▶ [Given exercise] Go through each line of the records below and count those with the word "则可使用这些等效的产品"; give only the total.

▶ [Source records]
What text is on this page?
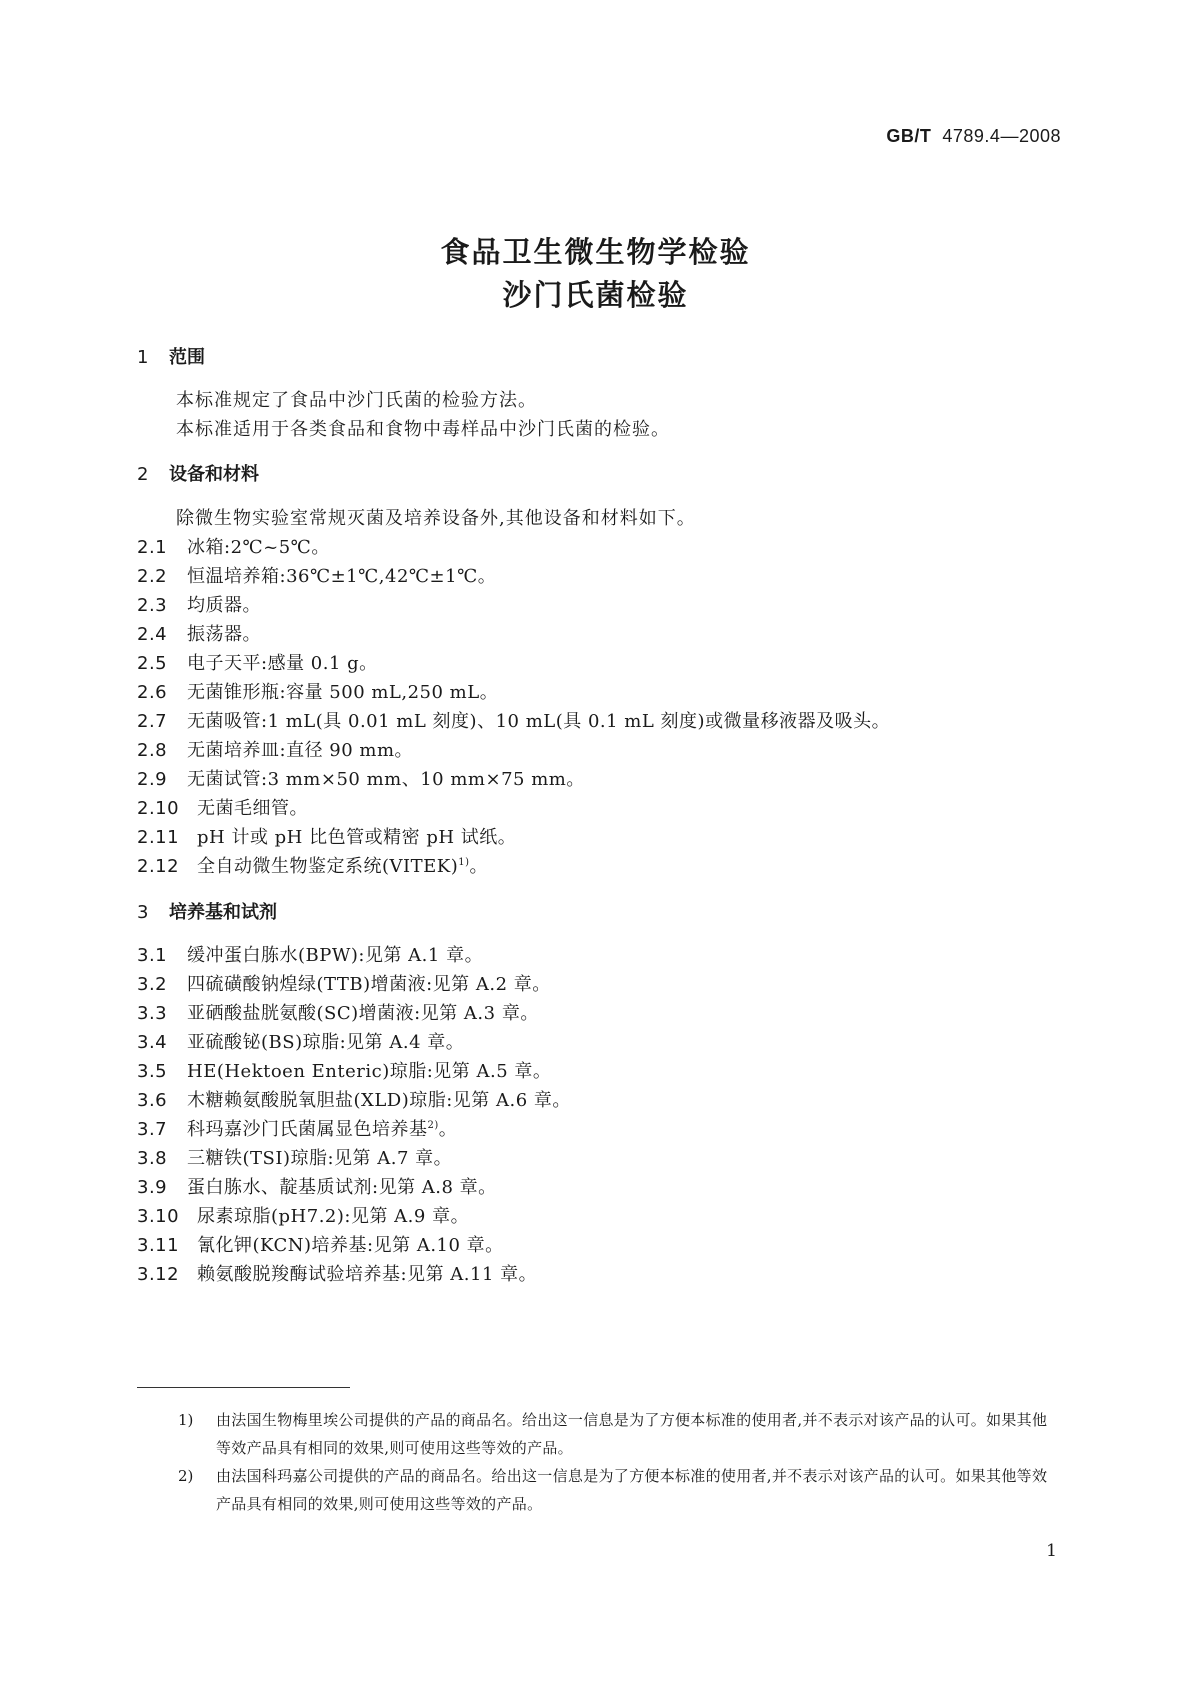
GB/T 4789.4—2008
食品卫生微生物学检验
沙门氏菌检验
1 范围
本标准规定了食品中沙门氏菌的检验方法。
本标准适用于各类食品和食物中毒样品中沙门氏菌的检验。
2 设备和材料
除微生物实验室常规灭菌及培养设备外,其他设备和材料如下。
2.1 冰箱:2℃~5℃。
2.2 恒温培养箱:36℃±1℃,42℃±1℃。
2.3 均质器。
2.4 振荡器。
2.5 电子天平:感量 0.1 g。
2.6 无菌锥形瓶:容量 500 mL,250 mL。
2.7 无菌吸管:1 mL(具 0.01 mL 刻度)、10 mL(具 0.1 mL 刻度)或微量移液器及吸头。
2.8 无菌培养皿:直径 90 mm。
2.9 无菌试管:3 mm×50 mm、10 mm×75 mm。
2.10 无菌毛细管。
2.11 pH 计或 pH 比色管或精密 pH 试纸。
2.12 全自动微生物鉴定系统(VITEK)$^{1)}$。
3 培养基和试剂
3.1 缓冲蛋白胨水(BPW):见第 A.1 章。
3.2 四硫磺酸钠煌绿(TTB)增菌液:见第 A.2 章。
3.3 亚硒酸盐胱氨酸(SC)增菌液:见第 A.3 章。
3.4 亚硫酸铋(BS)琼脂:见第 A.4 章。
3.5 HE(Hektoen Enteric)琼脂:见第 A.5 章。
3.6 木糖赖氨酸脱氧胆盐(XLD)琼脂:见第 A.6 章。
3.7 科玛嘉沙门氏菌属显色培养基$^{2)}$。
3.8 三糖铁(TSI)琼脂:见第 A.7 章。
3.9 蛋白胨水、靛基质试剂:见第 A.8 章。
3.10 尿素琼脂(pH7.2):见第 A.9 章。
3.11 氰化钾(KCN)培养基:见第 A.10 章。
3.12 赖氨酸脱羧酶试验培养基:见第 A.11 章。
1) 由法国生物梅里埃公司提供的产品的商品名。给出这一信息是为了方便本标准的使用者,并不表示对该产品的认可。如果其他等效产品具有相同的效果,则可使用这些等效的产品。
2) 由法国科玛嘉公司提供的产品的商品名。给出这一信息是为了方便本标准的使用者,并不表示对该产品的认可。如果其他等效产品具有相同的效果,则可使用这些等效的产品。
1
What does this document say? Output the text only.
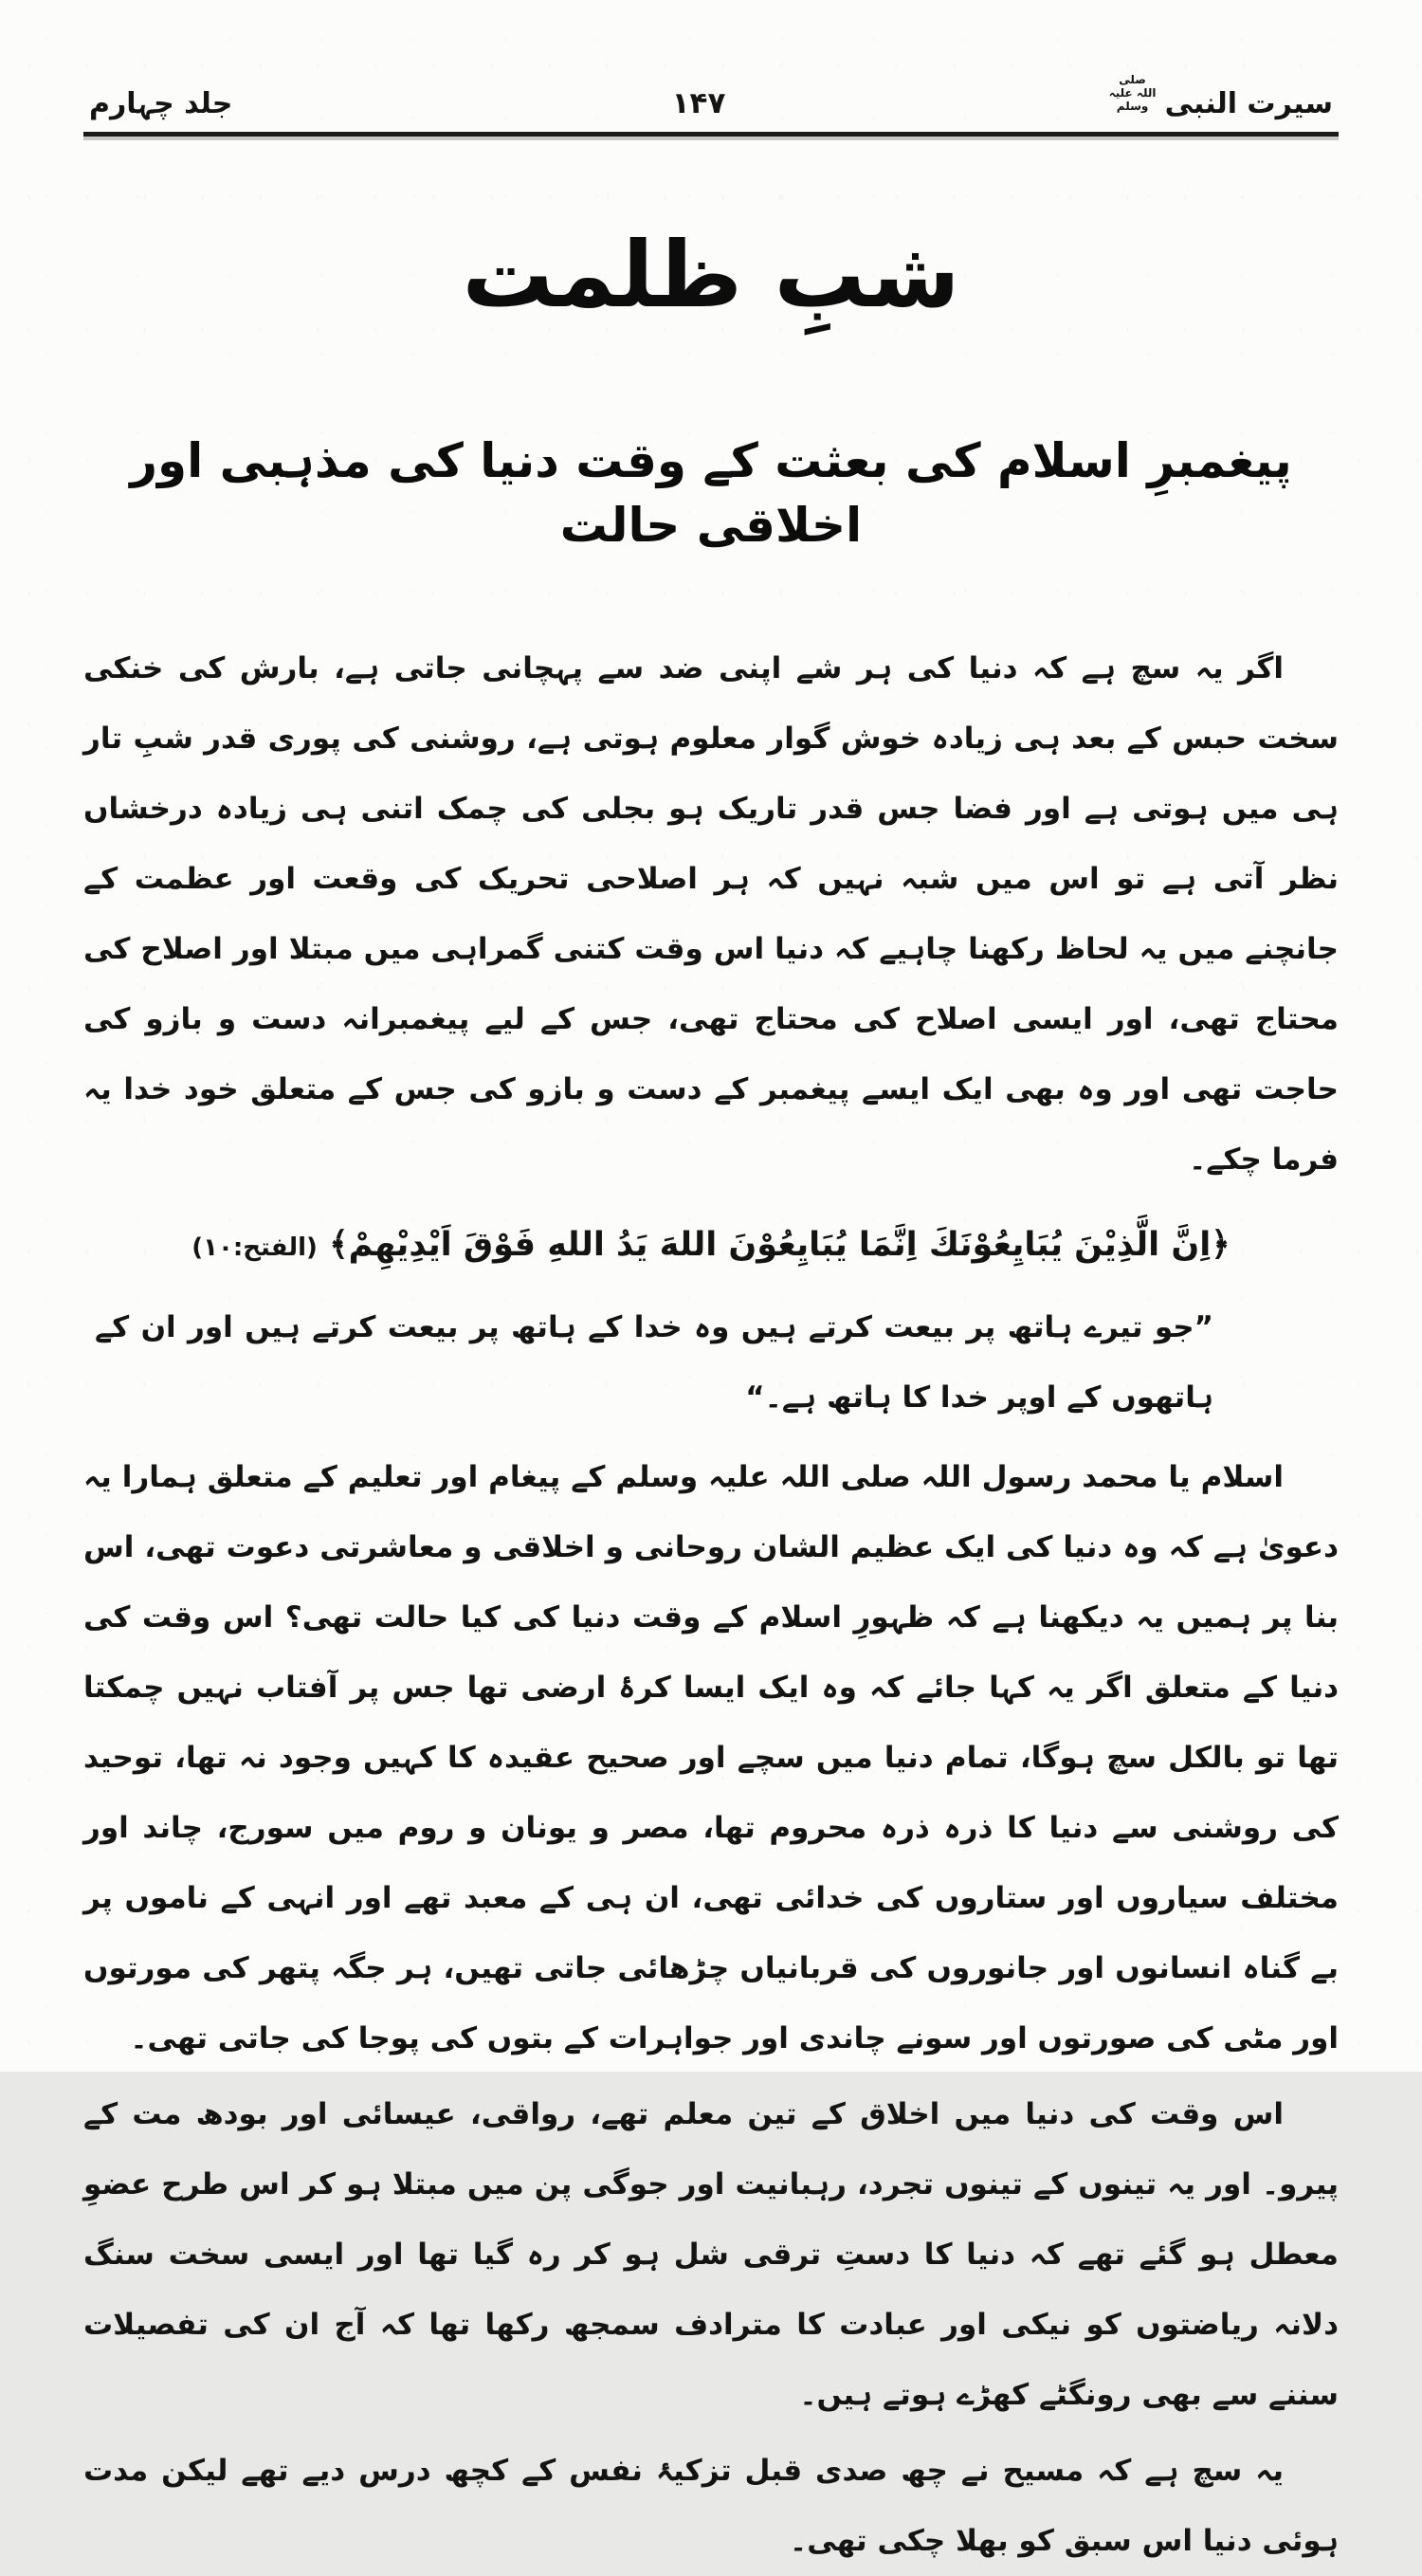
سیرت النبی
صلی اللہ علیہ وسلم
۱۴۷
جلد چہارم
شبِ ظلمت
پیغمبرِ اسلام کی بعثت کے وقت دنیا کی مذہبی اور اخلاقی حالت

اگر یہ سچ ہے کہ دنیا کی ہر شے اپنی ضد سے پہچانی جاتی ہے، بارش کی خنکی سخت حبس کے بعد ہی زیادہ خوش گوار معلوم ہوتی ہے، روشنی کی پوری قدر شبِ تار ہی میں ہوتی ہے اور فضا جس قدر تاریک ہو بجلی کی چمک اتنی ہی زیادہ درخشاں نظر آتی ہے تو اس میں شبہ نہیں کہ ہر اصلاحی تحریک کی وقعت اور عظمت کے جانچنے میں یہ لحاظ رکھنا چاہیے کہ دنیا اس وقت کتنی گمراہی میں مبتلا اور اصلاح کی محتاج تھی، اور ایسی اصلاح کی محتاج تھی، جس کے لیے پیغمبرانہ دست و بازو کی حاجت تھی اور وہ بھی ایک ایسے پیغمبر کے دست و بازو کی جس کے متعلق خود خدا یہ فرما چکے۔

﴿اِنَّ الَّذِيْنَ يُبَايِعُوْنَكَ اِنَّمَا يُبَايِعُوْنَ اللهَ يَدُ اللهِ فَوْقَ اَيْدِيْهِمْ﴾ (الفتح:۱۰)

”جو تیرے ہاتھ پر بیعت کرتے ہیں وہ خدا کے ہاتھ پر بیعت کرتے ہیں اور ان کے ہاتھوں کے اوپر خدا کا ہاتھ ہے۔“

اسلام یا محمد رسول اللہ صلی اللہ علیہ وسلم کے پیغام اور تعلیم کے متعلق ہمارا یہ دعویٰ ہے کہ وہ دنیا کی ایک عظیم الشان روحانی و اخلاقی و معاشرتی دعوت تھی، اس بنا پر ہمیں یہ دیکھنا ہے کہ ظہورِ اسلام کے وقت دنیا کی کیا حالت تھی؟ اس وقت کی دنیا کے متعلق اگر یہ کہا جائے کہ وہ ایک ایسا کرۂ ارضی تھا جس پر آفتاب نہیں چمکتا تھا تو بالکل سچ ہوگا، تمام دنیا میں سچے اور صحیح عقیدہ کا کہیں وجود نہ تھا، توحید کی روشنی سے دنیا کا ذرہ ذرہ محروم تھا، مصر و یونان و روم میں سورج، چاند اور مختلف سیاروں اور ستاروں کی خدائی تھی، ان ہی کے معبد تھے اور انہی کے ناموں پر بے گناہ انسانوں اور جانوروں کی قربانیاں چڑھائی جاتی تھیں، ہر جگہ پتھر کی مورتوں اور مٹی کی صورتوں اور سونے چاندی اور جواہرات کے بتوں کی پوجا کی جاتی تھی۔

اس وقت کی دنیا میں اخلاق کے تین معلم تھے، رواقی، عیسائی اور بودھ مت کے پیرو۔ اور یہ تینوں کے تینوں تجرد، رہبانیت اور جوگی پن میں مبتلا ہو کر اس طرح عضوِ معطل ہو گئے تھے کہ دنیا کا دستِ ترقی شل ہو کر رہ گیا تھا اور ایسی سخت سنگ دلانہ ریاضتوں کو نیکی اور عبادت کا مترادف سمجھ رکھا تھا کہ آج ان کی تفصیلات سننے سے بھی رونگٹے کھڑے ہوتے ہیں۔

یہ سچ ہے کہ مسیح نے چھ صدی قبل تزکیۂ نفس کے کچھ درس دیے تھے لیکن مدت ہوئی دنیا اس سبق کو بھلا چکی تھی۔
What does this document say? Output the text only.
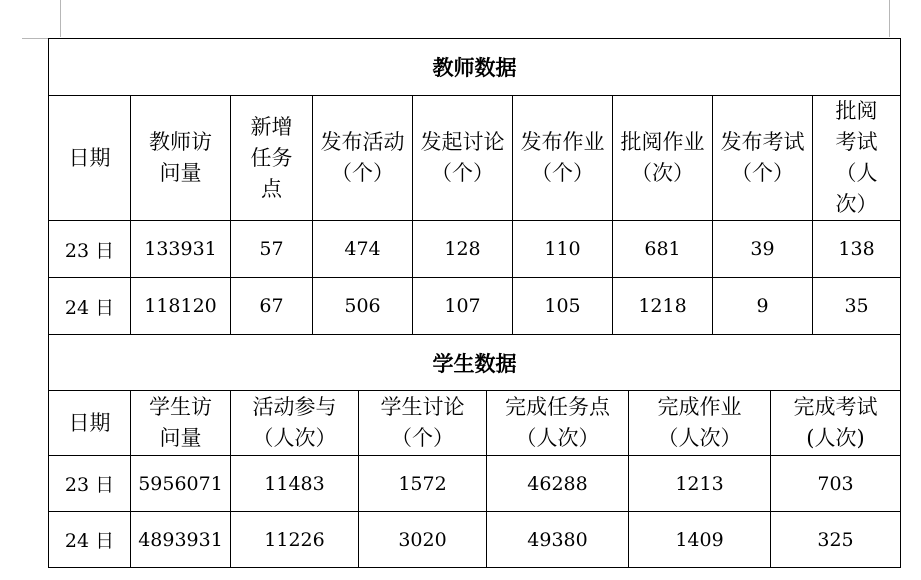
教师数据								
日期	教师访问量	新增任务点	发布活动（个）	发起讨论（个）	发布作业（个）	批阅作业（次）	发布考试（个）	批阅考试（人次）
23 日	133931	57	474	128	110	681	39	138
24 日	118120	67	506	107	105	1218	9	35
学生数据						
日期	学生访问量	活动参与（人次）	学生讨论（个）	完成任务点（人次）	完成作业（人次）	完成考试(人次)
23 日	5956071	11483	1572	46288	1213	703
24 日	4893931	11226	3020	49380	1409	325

▶ [Written response] 2